> _EXERCISE_:
Pictures stay out of the copy; restate everything else in the material exactly.

━━━━

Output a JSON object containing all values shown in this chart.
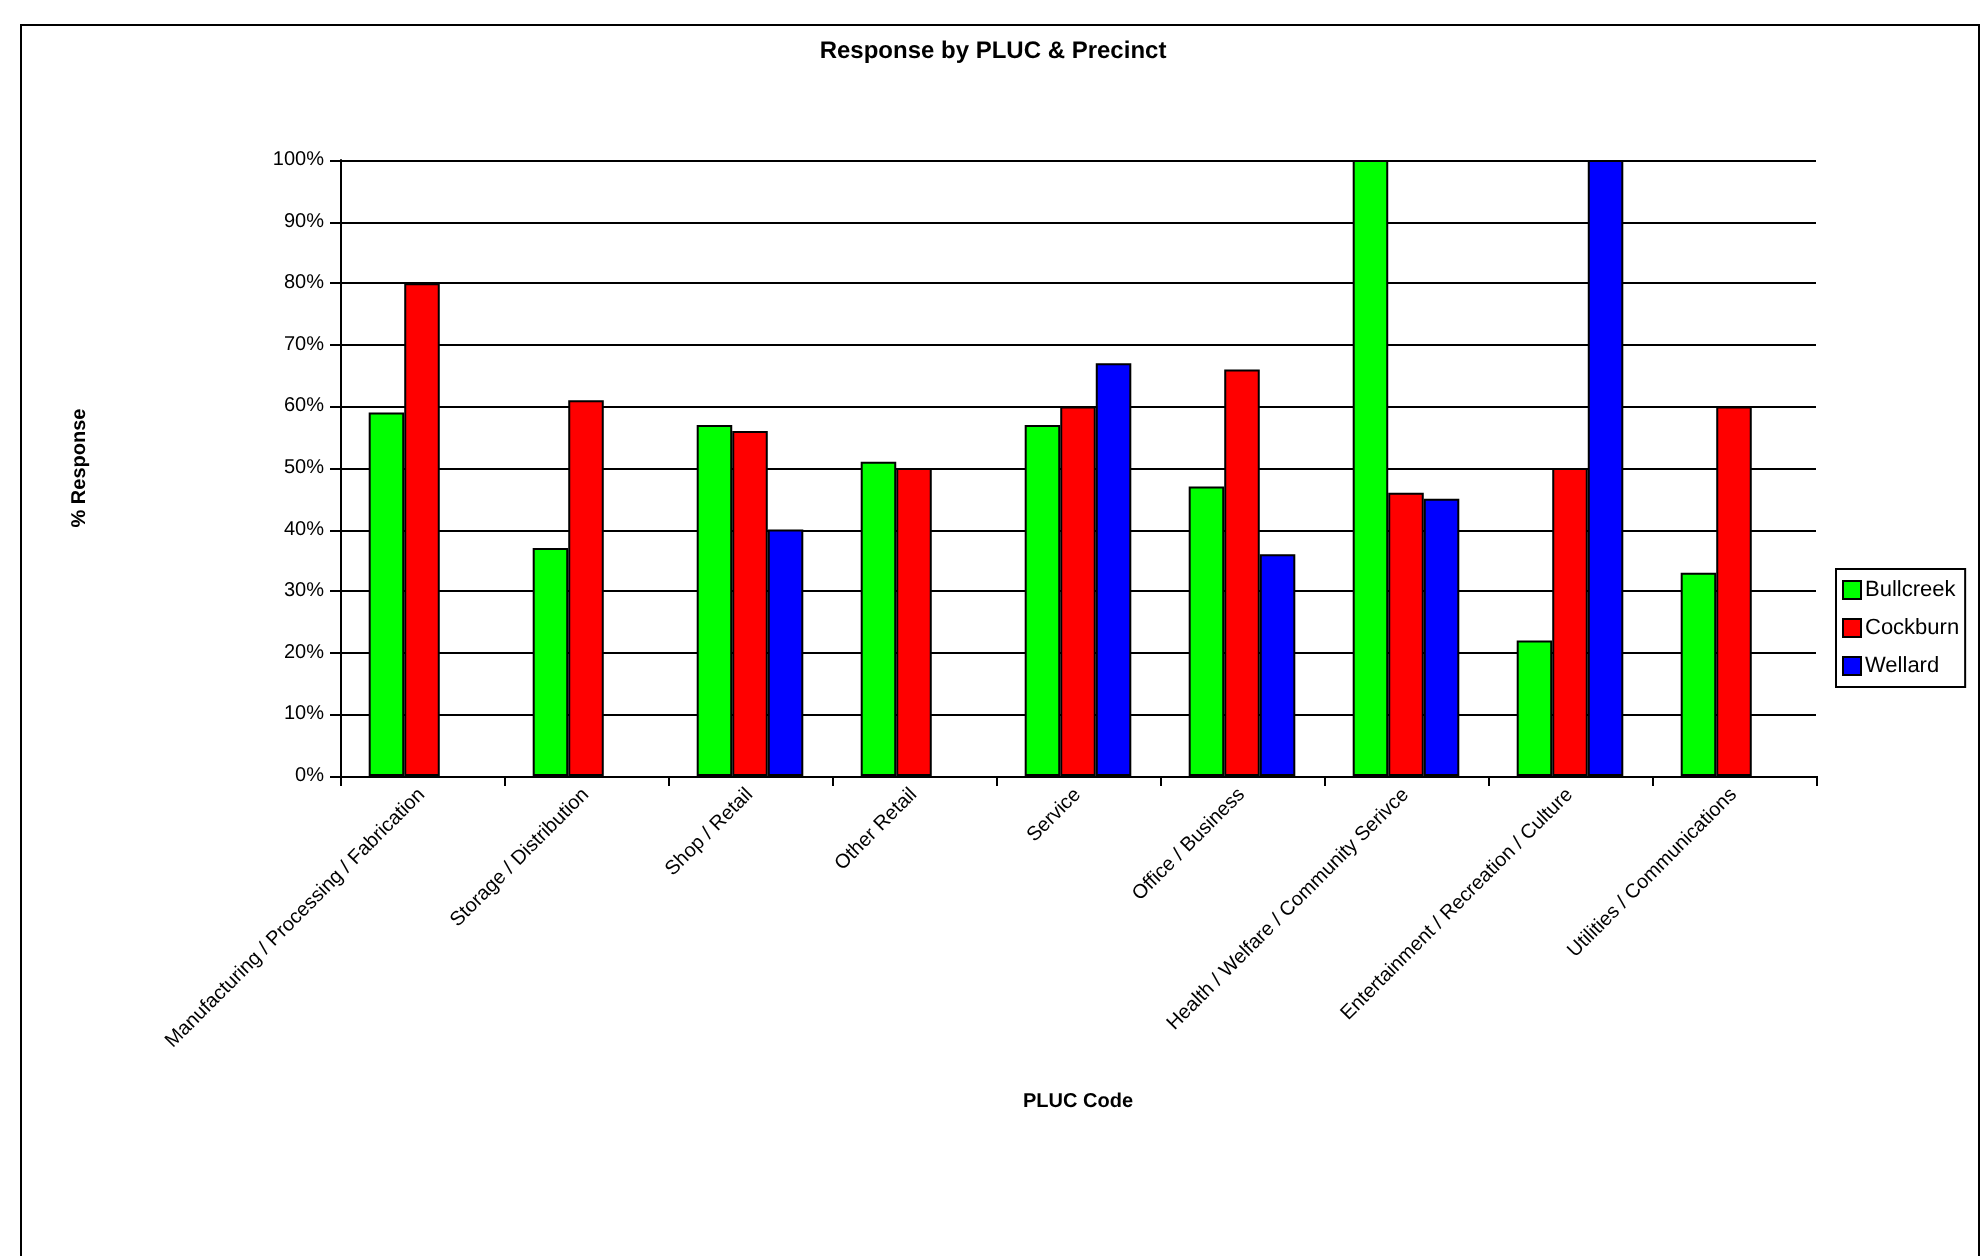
{
  "chart_data": {
    "type": "bar",
    "title": "Response by PLUC & Precinct",
    "xlabel": "PLUC Code",
    "ylabel": "% Response",
    "categories": [
      "Manufacturing / Processing / Fabrication",
      "Storage / Distribution",
      "Shop / Retail",
      "Other Retail",
      "Service",
      "Office / Business",
      "Health / Welfare / Community Serivce",
      "Entertainment / Recreation / Culture",
      "Utilities / Communications"
    ],
    "series": [
      {
        "name": "Bullcreek",
        "color": "#00ff00",
        "values": [
          59,
          37,
          57,
          51,
          57,
          47,
          100,
          22,
          33
        ]
      },
      {
        "name": "Cockburn",
        "color": "#ff0000",
        "values": [
          80,
          61,
          56,
          50,
          60,
          66,
          46,
          50,
          60
        ]
      },
      {
        "name": "Wellard",
        "color": "#0000ff",
        "values": [
          null,
          null,
          40,
          null,
          67,
          36,
          45,
          100,
          null
        ]
      }
    ],
    "ylim": [
      0,
      100
    ],
    "yticks": [
      {
        "value": 0,
        "label": "0%"
      },
      {
        "value": 10,
        "label": "10%"
      },
      {
        "value": 20,
        "label": "20%"
      },
      {
        "value": 30,
        "label": "30%"
      },
      {
        "value": 40,
        "label": "40%"
      },
      {
        "value": 50,
        "label": "50%"
      },
      {
        "value": 60,
        "label": "60%"
      },
      {
        "value": 70,
        "label": "70%"
      },
      {
        "value": 80,
        "label": "80%"
      },
      {
        "value": 90,
        "label": "90%"
      },
      {
        "value": 100,
        "label": "100%"
      }
    ],
    "grid": "y",
    "legend": "right"
  }
}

━━━━

> _EXERCISE RESULT_:
Output a JSON object containing all values shown in this chart.
{
  "chart_data": {
    "type": "bar",
    "title": "Response by PLUC & Precinct",
    "xlabel": "PLUC Code",
    "ylabel": "% Response",
    "categories": [
      "Manufacturing / Processing / Fabrication",
      "Storage / Distribution",
      "Shop / Retail",
      "Other Retail",
      "Service",
      "Office / Business",
      "Health / Welfare / Community Serivce",
      "Entertainment / Recreation / Culture",
      "Utilities / Communications"
    ],
    "series": [
      {
        "name": "Bullcreek",
        "color": "#00ff00",
        "values": [
          59,
          37,
          57,
          51,
          57,
          47,
          100,
          22,
          33
        ]
      },
      {
        "name": "Cockburn",
        "color": "#ff0000",
        "values": [
          80,
          61,
          56,
          50,
          60,
          66,
          46,
          50,
          60
        ]
      },
      {
        "name": "Wellard",
        "color": "#0000ff",
        "values": [
          null,
          null,
          40,
          null,
          67,
          36,
          45,
          100,
          null
        ]
      }
    ],
    "ylim": [
      0,
      100
    ],
    "yticks": [
      {
        "value": 0,
        "label": "0%"
      },
      {
        "value": 10,
        "label": "10%"
      },
      {
        "value": 20,
        "label": "20%"
      },
      {
        "value": 30,
        "label": "30%"
      },
      {
        "value": 40,
        "label": "40%"
      },
      {
        "value": 50,
        "label": "50%"
      },
      {
        "value": 60,
        "label": "60%"
      },
      {
        "value": 70,
        "label": "70%"
      },
      {
        "value": 80,
        "label": "80%"
      },
      {
        "value": 90,
        "label": "90%"
      },
      {
        "value": 100,
        "label": "100%"
      }
    ],
    "grid": "y",
    "legend": "right"
  }
}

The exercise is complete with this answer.